Records excerpted from a collection:
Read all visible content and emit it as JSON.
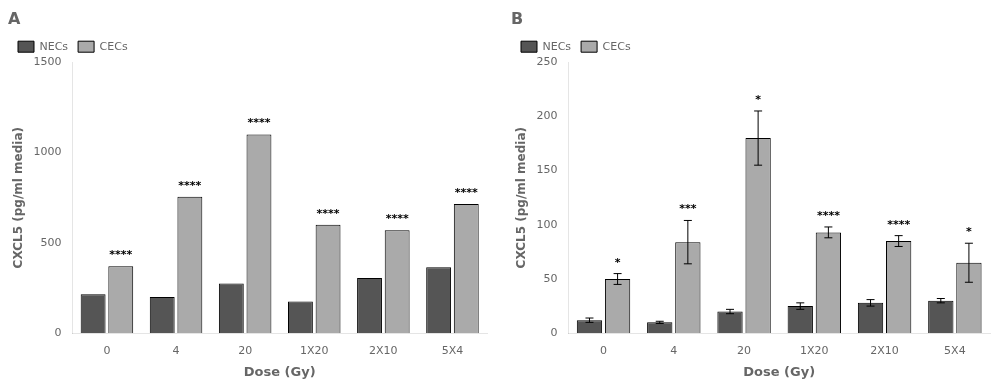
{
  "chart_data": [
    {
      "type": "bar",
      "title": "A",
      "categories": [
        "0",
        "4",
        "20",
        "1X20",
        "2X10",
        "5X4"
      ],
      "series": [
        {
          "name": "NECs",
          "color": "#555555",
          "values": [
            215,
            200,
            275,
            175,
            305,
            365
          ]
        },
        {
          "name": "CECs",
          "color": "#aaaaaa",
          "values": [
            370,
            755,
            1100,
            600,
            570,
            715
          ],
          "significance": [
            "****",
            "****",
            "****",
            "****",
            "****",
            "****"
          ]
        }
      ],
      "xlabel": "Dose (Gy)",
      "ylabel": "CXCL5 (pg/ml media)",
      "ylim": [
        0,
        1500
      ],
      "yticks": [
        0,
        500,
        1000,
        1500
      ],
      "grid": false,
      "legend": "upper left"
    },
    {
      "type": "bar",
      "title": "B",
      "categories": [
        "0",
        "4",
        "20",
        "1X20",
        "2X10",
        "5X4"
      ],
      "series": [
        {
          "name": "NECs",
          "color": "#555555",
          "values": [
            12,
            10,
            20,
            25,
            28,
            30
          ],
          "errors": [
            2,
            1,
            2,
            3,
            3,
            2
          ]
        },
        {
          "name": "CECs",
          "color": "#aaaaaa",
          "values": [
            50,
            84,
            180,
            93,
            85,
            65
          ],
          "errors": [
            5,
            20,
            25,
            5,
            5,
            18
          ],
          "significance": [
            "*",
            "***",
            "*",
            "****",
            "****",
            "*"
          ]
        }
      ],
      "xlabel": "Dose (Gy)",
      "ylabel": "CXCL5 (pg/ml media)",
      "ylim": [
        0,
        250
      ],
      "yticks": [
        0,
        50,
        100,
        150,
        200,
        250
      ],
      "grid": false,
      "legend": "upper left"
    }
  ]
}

WRITTEN REQUEST: Write out the listing above again, exactly, but with no pictures in the copy.

ANSWER FOR THIS EXERCISE:
Read all visible content and emit it as JSON.
{
  "chart_data": [
    {
      "type": "bar",
      "title": "A",
      "categories": [
        "0",
        "4",
        "20",
        "1X20",
        "2X10",
        "5X4"
      ],
      "series": [
        {
          "name": "NECs",
          "color": "#555555",
          "values": [
            215,
            200,
            275,
            175,
            305,
            365
          ]
        },
        {
          "name": "CECs",
          "color": "#aaaaaa",
          "values": [
            370,
            755,
            1100,
            600,
            570,
            715
          ],
          "significance": [
            "****",
            "****",
            "****",
            "****",
            "****",
            "****"
          ]
        }
      ],
      "xlabel": "Dose (Gy)",
      "ylabel": "CXCL5 (pg/ml media)",
      "ylim": [
        0,
        1500
      ],
      "yticks": [
        0,
        500,
        1000,
        1500
      ],
      "grid": false,
      "legend": "upper left"
    },
    {
      "type": "bar",
      "title": "B",
      "categories": [
        "0",
        "4",
        "20",
        "1X20",
        "2X10",
        "5X4"
      ],
      "series": [
        {
          "name": "NECs",
          "color": "#555555",
          "values": [
            12,
            10,
            20,
            25,
            28,
            30
          ],
          "errors": [
            2,
            1,
            2,
            3,
            3,
            2
          ]
        },
        {
          "name": "CECs",
          "color": "#aaaaaa",
          "values": [
            50,
            84,
            180,
            93,
            85,
            65
          ],
          "errors": [
            5,
            20,
            25,
            5,
            5,
            18
          ],
          "significance": [
            "*",
            "***",
            "*",
            "****",
            "****",
            "*"
          ]
        }
      ],
      "xlabel": "Dose (Gy)",
      "ylabel": "CXCL5 (pg/ml media)",
      "ylim": [
        0,
        250
      ],
      "yticks": [
        0,
        50,
        100,
        150,
        200,
        250
      ],
      "grid": false,
      "legend": "upper left"
    }
  ]
}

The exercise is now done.